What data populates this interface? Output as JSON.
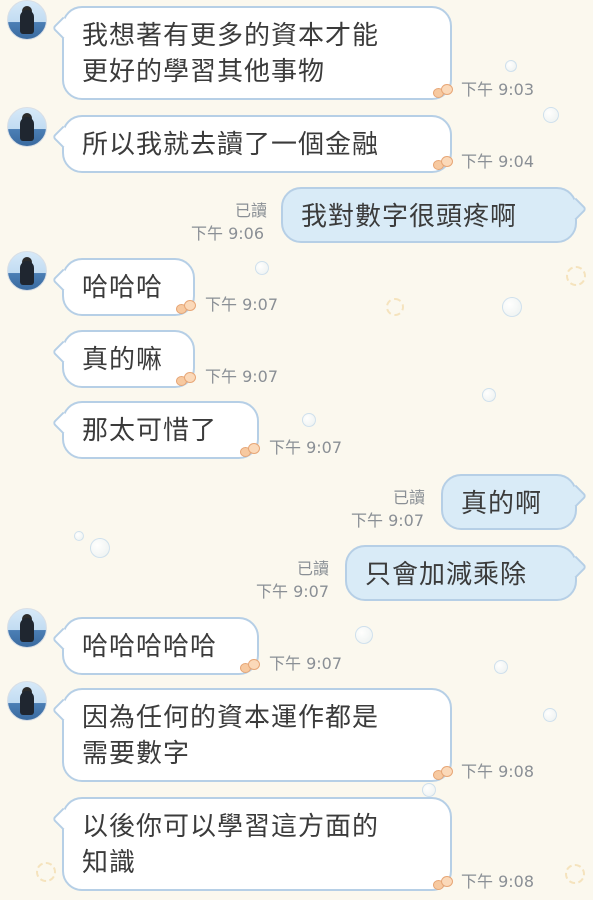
{
  "messages": [
    {
      "text": "我想著有更多的資本才能\n更好的學習其他事物",
      "time": "下午 9:03"
    },
    {
      "text": "所以我就去讀了一個金融",
      "time": "下午 9:04"
    },
    {
      "text": "我對數字很頭疼啊",
      "time": "下午 9:06",
      "read": "已讀"
    },
    {
      "text": "哈哈哈",
      "time": "下午 9:07"
    },
    {
      "text": "真的嘛",
      "time": "下午 9:07"
    },
    {
      "text": "那太可惜了",
      "time": "下午 9:07"
    },
    {
      "text": "真的啊",
      "time": "下午 9:07",
      "read": "已讀"
    },
    {
      "text": "只會加減乘除",
      "time": "下午 9:07",
      "read": "已讀"
    },
    {
      "text": "哈哈哈哈哈",
      "time": "下午 9:07"
    },
    {
      "text": "因為任何的資本運作都是\n需要數字",
      "time": "下午 9:08"
    },
    {
      "text": "以後你可以學習這方面的\n知識",
      "time": "下午 9:08"
    }
  ],
  "colors": {
    "background": "#fbf8ee",
    "incoming_bubble": "#ffffff",
    "outgoing_bubble": "#d9ebf7",
    "bubble_border": "#b6cfe6",
    "timestamp": "#8a8f95"
  }
}
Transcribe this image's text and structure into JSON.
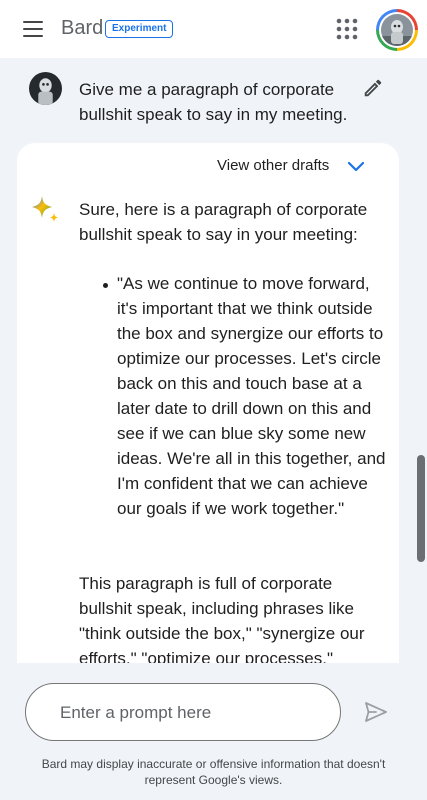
{
  "header": {
    "brand": "Bard",
    "badge": "Experiment",
    "menu_icon": "hamburger-menu-icon",
    "apps_icon": "apps-grid-icon",
    "avatar_icon": "user-avatar"
  },
  "conversation": {
    "user_message": "Give me a paragraph of corporate bullshit speak to say in my meeting.",
    "edit_icon": "pencil-edit-icon",
    "view_drafts_label": "View other drafts",
    "response_intro": "Sure, here is a paragraph of corporate bullshit speak to say in your meeting:",
    "response_quote": "\"As we continue to move forward, it's important that we think outside the box and synergize our efforts to optimize our processes. Let's circle back on this and touch base at a later date to drill down on this and see if we can blue sky some new ideas. We're all in this together, and I'm confident that we can achieve our goals if we work together.\"",
    "response_outro": "This paragraph is full of corporate bullshit speak, including phrases like \"think outside the box,\" \"synergize our efforts,\" \"optimize our processes,\""
  },
  "input": {
    "placeholder": "Enter a prompt here",
    "value": "",
    "send_icon": "send-icon"
  },
  "footer": {
    "disclaimer": "Bard may display inaccurate or offensive information that doesn't represent Google's views."
  },
  "colors": {
    "accent": "#1a73e8",
    "background": "#f0f4f9",
    "surface": "#ffffff"
  }
}
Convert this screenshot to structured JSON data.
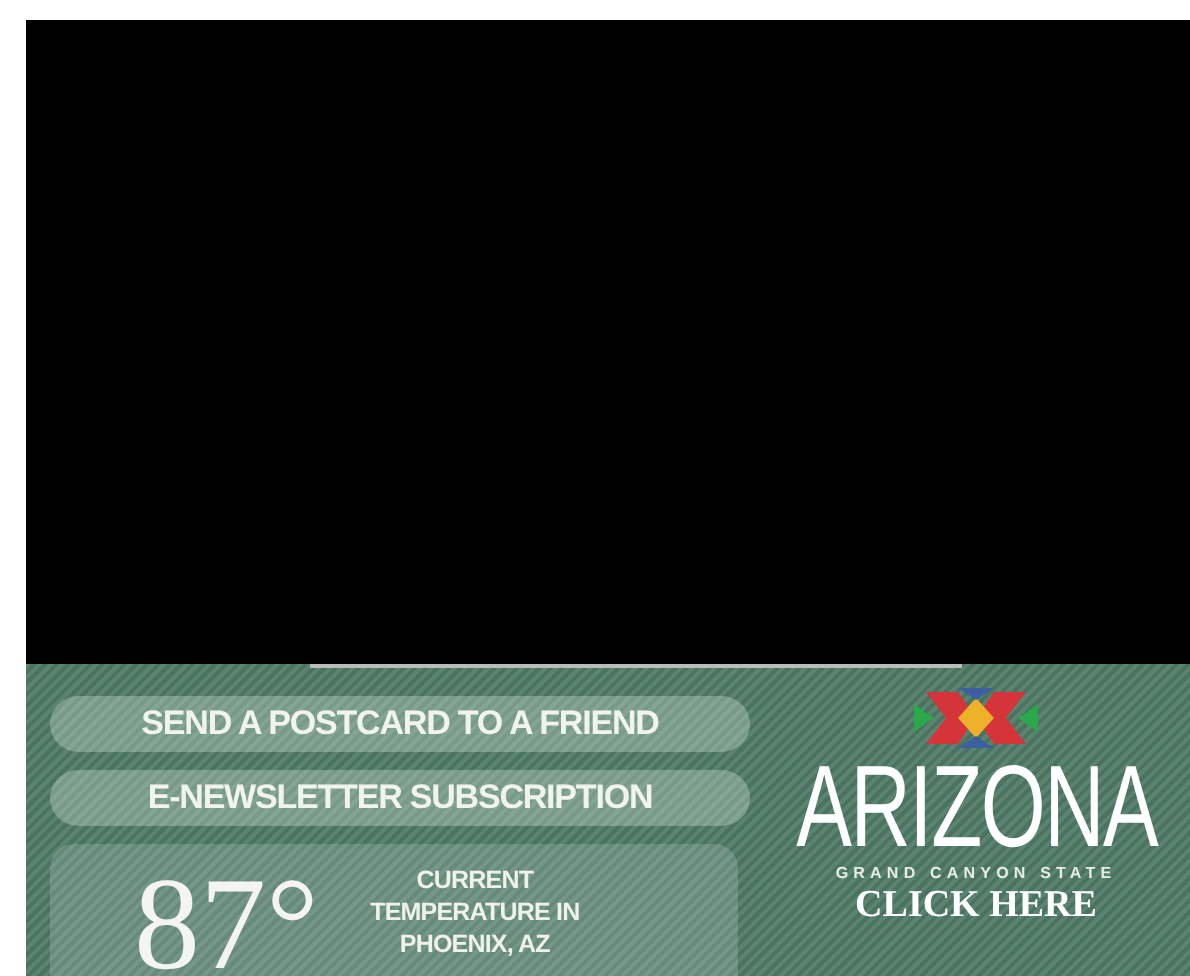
{
  "links": [
    {
      "label": "SEND A POSTCARD TO A FRIEND"
    },
    {
      "label": "E-NEWSLETTER SUBSCRIPTION"
    }
  ],
  "weather": {
    "temperature": "87°",
    "caption": "CURRENT TEMPERATURE IN PHOENIX, AZ"
  },
  "promo": {
    "logo_text": "ARIZONA",
    "tagline": "GRAND CANYON STATE",
    "cta": "CLICK HERE"
  }
}
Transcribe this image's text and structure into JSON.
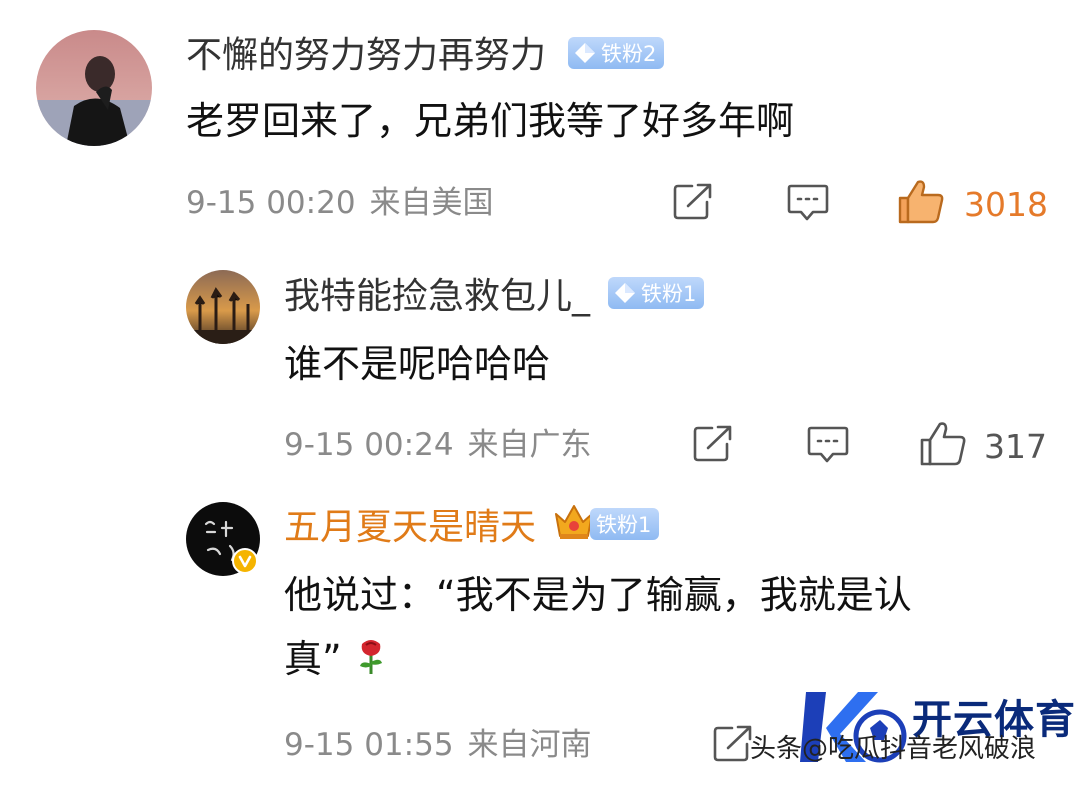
{
  "comments": [
    {
      "username": "不懈的努力努力再努力",
      "badge": "铁粉2",
      "text": "老罗回来了，兄弟们我等了好多年啊",
      "time": "9-15 00:20",
      "location": "来自美国",
      "likes": "3018"
    },
    {
      "username": "我特能捡急救包儿_",
      "badge": "铁粉1",
      "text": "谁不是呢哈哈哈",
      "time": "9-15 00:24",
      "location": "来自广东",
      "likes": "317"
    },
    {
      "username": "五月夏天是晴天",
      "badge": "铁粉1",
      "text_line1": "他说过：“我不是为了输赢，我就是认",
      "text_line2": "真”",
      "time": "9-15 01:55",
      "location": "来自河南",
      "likes": ""
    }
  ],
  "watermark": {
    "title": "开云体育",
    "source": "头条@吃瓜抖音老风破浪"
  },
  "icons": {
    "share": "share-icon",
    "comment": "comment-icon",
    "like": "thumbs-up-icon",
    "liked": "thumbs-up-filled-icon",
    "rose": "rose-emoji",
    "crown": "crown-icon",
    "verified": "verified-v-icon",
    "diamond": "diamond-icon"
  },
  "colors": {
    "badge": "#8fbaf2",
    "liked": "#e57a2a",
    "vip_name": "#e07b18",
    "meta": "#8a8a8a"
  }
}
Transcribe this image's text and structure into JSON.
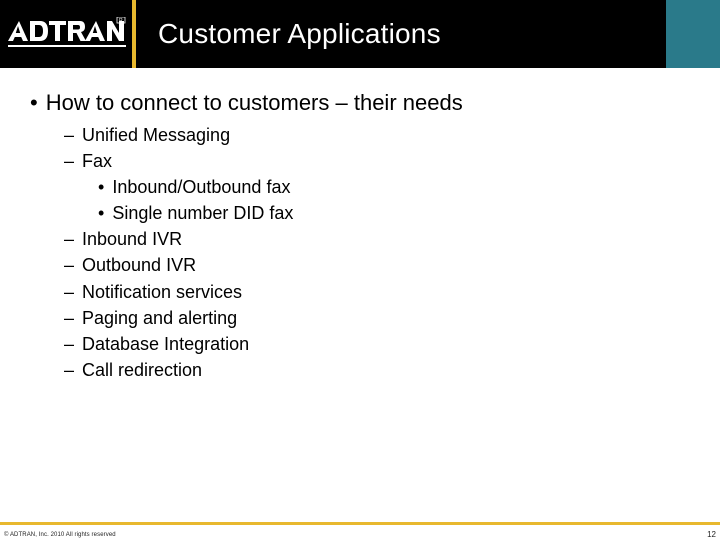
{
  "brand": "ADTRAN",
  "title": "Customer Applications",
  "bullet1": "How to connect to customers – their needs",
  "items": {
    "um": "Unified Messaging",
    "fax": "Fax",
    "fax_inout": "Inbound/Outbound fax",
    "fax_did": "Single number DID fax",
    "inivr": "Inbound IVR",
    "outivr": "Outbound IVR",
    "notif": "Notification services",
    "paging": "Paging and alerting",
    "db": "Database Integration",
    "redir": "Call redirection"
  },
  "copyright": "© ADTRAN, Inc. 2010 All rights reserved",
  "page": "12"
}
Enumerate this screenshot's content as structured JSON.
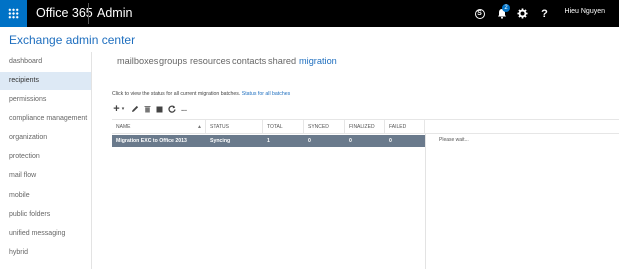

## Exercise details
Take each line containing the string "structured" and copy it out.

## Output for this task
Convert this screenshot to structured JSON data.
Enumerate this screenshot's content as structured JSON.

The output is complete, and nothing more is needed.